Data entries
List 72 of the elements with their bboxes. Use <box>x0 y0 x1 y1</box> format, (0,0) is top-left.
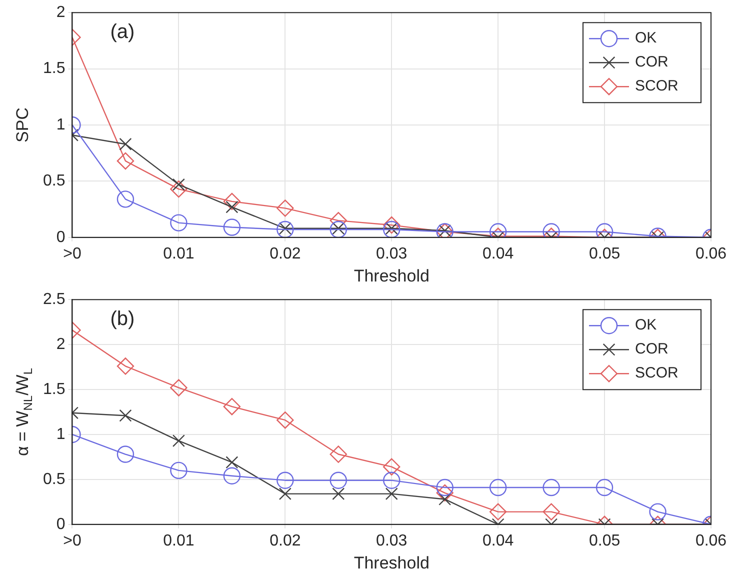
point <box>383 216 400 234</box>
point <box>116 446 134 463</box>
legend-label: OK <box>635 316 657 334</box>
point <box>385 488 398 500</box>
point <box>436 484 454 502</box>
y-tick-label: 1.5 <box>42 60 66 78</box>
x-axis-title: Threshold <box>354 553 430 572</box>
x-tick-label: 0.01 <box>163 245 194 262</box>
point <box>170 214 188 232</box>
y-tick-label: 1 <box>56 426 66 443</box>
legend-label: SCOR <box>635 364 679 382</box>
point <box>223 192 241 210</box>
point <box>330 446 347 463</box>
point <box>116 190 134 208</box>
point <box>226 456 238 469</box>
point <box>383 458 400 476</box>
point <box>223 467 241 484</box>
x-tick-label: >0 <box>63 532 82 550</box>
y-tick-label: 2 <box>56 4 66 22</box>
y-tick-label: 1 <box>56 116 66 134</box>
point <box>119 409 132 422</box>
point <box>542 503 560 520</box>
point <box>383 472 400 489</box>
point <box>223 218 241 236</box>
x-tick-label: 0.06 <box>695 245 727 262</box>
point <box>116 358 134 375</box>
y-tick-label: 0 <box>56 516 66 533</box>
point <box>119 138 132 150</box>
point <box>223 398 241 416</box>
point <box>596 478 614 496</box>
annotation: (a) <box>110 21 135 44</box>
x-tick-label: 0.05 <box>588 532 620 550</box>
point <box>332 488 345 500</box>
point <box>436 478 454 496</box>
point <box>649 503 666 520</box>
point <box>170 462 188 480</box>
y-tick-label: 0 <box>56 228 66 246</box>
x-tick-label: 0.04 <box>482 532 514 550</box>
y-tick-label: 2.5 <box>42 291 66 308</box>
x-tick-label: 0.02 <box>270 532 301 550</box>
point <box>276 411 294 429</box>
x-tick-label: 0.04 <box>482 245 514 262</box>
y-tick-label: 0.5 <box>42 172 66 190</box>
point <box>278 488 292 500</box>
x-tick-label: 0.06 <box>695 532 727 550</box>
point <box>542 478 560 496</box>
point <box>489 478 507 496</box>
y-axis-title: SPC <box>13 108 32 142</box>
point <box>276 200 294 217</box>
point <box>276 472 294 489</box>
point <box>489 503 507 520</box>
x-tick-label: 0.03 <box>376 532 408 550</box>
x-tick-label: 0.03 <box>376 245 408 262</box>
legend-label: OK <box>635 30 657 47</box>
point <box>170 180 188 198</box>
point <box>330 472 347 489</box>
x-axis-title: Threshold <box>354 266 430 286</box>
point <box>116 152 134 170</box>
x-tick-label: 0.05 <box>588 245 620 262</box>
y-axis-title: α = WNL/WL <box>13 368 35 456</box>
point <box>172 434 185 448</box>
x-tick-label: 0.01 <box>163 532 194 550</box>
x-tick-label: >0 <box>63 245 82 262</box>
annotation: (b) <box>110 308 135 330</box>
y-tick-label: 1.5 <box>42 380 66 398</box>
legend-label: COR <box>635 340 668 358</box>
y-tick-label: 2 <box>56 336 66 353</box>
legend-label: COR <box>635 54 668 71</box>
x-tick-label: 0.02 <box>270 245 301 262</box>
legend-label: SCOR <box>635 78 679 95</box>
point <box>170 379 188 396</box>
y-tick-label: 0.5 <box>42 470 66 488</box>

...

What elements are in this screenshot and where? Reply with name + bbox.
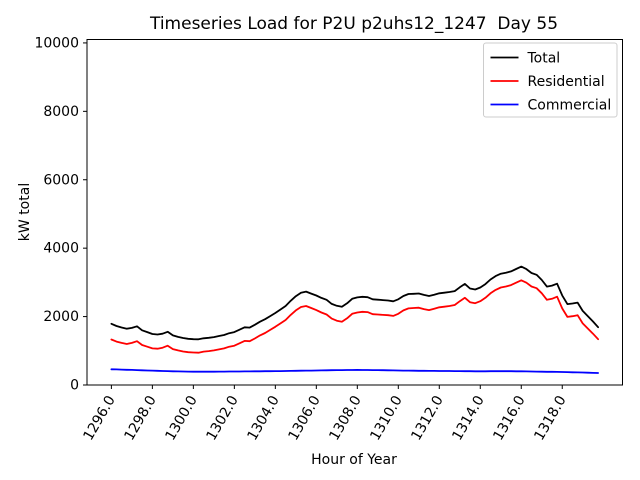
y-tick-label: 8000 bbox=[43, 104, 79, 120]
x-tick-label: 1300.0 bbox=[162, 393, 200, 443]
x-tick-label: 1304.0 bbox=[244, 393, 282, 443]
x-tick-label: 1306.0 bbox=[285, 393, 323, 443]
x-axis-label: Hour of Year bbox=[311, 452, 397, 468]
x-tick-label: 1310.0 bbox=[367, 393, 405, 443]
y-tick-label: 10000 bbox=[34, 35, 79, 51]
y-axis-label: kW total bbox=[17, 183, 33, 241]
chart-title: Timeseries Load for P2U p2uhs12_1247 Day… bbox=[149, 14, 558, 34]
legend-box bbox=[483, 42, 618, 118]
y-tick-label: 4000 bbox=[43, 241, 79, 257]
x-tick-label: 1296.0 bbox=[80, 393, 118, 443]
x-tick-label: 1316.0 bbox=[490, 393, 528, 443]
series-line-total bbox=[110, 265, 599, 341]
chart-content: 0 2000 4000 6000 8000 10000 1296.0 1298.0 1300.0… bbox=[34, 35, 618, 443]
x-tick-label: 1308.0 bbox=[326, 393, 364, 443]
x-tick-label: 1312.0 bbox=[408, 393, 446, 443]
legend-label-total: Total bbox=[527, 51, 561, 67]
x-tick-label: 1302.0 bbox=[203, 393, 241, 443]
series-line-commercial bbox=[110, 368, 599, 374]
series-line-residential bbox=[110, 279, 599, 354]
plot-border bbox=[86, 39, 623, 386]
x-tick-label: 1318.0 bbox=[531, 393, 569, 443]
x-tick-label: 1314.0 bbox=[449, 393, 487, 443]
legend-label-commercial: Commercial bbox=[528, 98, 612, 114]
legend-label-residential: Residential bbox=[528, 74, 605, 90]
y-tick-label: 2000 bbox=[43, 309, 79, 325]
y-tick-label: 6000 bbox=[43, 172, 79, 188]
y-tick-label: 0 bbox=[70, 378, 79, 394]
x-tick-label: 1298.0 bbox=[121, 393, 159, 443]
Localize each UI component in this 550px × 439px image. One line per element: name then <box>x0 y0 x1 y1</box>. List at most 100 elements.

### GOAL
Put the rows starting at the line that contains "point <box>383 216 400 234</box>" and ending at the line that contains "x-tick-label: 0.01 <box>163 245 194 262</box>" into a Markdown table with the columns Number and Record line, leaving out blank lines.

### FULL ANSWER
| Number | Record line |
|---|---|
| 1 | point <box>383 216 400 234</box> |
| 2 | point <box>116 446 134 463</box> |
| 3 | legend-label: OK <box>635 316 657 334</box> |
| 4 | point <box>385 488 398 500</box> |
| 5 | point <box>436 484 454 502</box> |
| 6 | y-tick-label: 1.5 <box>42 60 66 78</box> |
| 7 | x-axis-title: Threshold <box>354 553 430 572</box> |
| 8 | x-tick-label: 0.01 <box>163 245 194 262</box> |